Figure dataset records
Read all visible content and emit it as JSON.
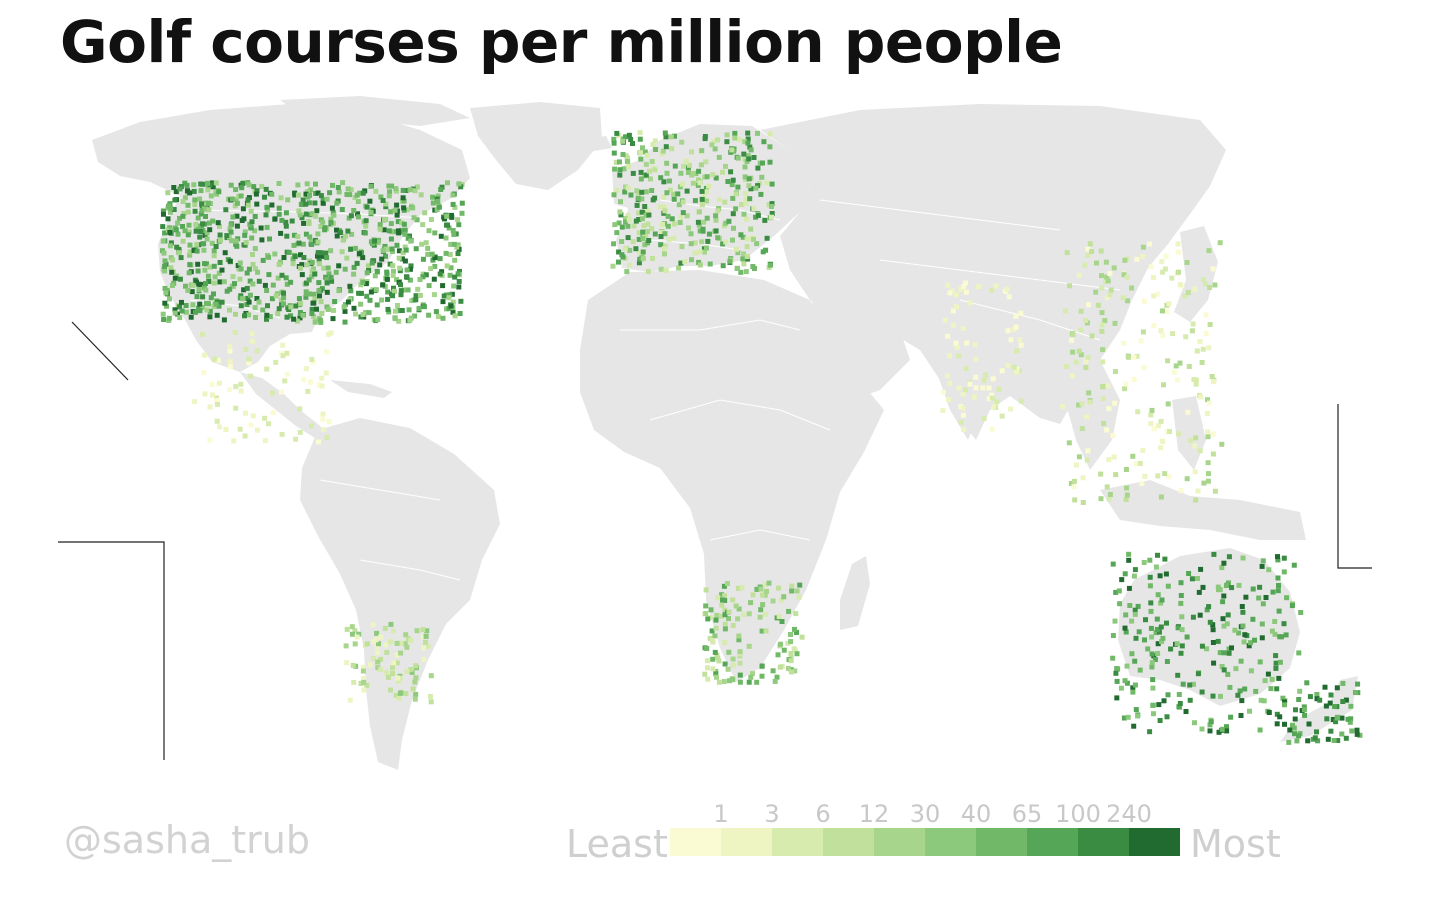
{
  "title": "Golf courses per million people",
  "credit": "@sasha_trub",
  "legend": {
    "least_label": "Least",
    "most_label": "Most",
    "thresholds": [
      "1",
      "3",
      "6",
      "12",
      "30",
      "40",
      "65",
      "100",
      "240"
    ],
    "colors": [
      "#fbfbd3",
      "#eef4c2",
      "#d7ebae",
      "#c1e09c",
      "#a8d58c",
      "#8dc97c",
      "#71b968",
      "#55a656",
      "#3a8c43",
      "#226b30"
    ]
  },
  "colors": {
    "land": "#e6e6e6",
    "border": "#ffffff",
    "background": "#ffffff"
  }
}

### [What to work on]
Reproduce each entry precisely, dropping only the pictures.

### [Exercise response]
Read all visible content and emit it as JSON.
{
  "title": "Golf courses per million people",
  "credit": "@sasha_trub",
  "legend": {
    "least_label": "Least",
    "most_label": "Most",
    "thresholds": [
      "1",
      "3",
      "6",
      "12",
      "30",
      "40",
      "65",
      "100",
      "240"
    ],
    "colors": [
      "#fbfbd3",
      "#eef4c2",
      "#d7ebae",
      "#c1e09c",
      "#a8d58c",
      "#8dc97c",
      "#71b968",
      "#55a656",
      "#3a8c43",
      "#226b30"
    ]
  },
  "colors": {
    "land": "#e6e6e6",
    "border": "#ffffff",
    "background": "#ffffff"
  }
}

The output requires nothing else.